Given instruction: Records follow. Pull out every line that contains "marker".

— Start Entries shown —

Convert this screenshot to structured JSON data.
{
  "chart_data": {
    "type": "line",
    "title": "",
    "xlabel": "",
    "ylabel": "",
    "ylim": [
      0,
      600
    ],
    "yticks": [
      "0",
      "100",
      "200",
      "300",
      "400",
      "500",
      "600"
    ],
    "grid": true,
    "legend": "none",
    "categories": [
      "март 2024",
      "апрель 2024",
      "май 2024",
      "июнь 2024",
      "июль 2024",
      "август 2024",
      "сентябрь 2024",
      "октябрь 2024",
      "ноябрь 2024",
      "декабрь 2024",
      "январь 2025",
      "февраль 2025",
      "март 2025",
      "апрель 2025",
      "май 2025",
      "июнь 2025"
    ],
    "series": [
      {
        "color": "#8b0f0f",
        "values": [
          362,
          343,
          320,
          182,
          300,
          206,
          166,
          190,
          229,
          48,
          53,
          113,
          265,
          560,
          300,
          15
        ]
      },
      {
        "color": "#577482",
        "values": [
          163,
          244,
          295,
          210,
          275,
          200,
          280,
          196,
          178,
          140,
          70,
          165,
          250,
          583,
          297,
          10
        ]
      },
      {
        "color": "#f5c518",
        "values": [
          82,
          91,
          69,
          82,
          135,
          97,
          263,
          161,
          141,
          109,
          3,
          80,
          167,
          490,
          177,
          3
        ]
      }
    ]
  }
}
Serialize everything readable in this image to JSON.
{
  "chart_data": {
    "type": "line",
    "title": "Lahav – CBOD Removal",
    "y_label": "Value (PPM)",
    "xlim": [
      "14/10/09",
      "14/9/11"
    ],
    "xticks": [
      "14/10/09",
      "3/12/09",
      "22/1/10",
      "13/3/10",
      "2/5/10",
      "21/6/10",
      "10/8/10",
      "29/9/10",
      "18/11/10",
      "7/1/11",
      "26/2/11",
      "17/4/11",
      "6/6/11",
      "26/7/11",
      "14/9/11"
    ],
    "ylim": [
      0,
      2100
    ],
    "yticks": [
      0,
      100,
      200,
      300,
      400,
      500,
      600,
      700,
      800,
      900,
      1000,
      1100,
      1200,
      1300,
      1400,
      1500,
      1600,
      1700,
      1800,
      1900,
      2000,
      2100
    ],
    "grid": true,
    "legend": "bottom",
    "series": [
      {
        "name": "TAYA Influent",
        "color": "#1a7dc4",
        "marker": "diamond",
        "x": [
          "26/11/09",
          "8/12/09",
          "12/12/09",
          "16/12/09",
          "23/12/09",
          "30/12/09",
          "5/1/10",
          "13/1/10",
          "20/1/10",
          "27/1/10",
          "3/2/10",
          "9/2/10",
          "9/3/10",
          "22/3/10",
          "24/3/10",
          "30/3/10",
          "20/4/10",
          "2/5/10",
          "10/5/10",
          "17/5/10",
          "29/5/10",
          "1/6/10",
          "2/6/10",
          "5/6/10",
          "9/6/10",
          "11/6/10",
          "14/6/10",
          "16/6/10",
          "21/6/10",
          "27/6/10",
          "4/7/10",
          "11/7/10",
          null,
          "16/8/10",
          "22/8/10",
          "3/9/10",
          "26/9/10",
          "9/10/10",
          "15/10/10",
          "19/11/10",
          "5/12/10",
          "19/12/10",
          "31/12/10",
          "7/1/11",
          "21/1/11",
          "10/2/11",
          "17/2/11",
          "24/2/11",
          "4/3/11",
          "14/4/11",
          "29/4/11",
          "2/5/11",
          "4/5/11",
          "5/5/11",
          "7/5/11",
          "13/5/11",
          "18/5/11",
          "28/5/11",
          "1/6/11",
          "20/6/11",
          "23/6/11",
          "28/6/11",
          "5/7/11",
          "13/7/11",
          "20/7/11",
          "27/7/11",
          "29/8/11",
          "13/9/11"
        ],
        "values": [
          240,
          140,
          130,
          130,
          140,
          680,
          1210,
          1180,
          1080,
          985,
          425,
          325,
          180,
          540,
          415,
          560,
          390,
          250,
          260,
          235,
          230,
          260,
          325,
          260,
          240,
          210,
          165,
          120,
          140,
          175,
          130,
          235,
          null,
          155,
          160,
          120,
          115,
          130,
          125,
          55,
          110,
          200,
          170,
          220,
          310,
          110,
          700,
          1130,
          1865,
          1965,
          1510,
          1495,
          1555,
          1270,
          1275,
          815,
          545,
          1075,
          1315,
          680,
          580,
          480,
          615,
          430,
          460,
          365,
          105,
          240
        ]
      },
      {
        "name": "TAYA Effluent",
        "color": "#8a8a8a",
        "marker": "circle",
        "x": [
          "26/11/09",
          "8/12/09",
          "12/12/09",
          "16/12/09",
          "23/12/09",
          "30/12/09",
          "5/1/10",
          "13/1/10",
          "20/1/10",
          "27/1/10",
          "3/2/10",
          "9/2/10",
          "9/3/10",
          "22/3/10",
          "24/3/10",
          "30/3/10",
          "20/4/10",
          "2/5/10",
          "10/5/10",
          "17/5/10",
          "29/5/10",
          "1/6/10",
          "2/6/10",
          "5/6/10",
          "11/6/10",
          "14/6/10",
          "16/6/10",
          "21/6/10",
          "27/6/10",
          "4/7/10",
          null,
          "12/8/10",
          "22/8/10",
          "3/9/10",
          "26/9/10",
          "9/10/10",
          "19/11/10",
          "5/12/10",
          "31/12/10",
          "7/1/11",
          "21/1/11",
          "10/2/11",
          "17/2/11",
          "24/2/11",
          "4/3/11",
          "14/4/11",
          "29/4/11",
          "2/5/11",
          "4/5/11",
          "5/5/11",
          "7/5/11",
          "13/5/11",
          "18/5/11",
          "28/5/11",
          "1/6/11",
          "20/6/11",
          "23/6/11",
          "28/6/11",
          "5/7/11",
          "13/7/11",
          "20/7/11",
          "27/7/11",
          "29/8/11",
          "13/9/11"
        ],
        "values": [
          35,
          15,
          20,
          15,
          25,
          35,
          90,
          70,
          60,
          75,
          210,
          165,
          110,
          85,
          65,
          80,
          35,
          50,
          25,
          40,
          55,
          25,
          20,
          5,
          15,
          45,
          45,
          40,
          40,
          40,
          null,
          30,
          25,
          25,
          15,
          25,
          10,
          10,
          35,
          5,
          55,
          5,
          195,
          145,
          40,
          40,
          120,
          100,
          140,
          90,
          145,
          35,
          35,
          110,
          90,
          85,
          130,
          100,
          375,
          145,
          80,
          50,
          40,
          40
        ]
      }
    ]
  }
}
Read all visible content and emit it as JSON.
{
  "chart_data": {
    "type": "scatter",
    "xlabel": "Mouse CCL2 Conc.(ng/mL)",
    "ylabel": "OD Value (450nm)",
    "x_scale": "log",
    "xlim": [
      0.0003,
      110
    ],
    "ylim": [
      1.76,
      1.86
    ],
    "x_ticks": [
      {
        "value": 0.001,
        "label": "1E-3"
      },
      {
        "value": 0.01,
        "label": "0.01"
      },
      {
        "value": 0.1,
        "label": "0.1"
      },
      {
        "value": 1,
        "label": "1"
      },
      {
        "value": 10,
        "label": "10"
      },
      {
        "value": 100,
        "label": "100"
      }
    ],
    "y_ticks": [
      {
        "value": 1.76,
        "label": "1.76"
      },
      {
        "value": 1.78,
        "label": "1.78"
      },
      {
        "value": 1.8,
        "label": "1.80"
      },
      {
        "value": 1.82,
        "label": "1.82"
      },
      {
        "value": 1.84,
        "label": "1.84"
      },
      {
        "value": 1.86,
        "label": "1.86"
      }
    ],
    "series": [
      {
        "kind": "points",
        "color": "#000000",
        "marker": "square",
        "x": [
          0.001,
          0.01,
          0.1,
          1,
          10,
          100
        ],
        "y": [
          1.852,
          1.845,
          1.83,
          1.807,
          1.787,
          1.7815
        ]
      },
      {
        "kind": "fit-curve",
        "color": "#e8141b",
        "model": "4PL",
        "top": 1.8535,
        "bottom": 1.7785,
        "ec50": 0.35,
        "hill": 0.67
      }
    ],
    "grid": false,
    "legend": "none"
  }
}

— End Entries shown —

Response below:
        "marker": "diamond",
        "marker": "circle",
        "marker": "square",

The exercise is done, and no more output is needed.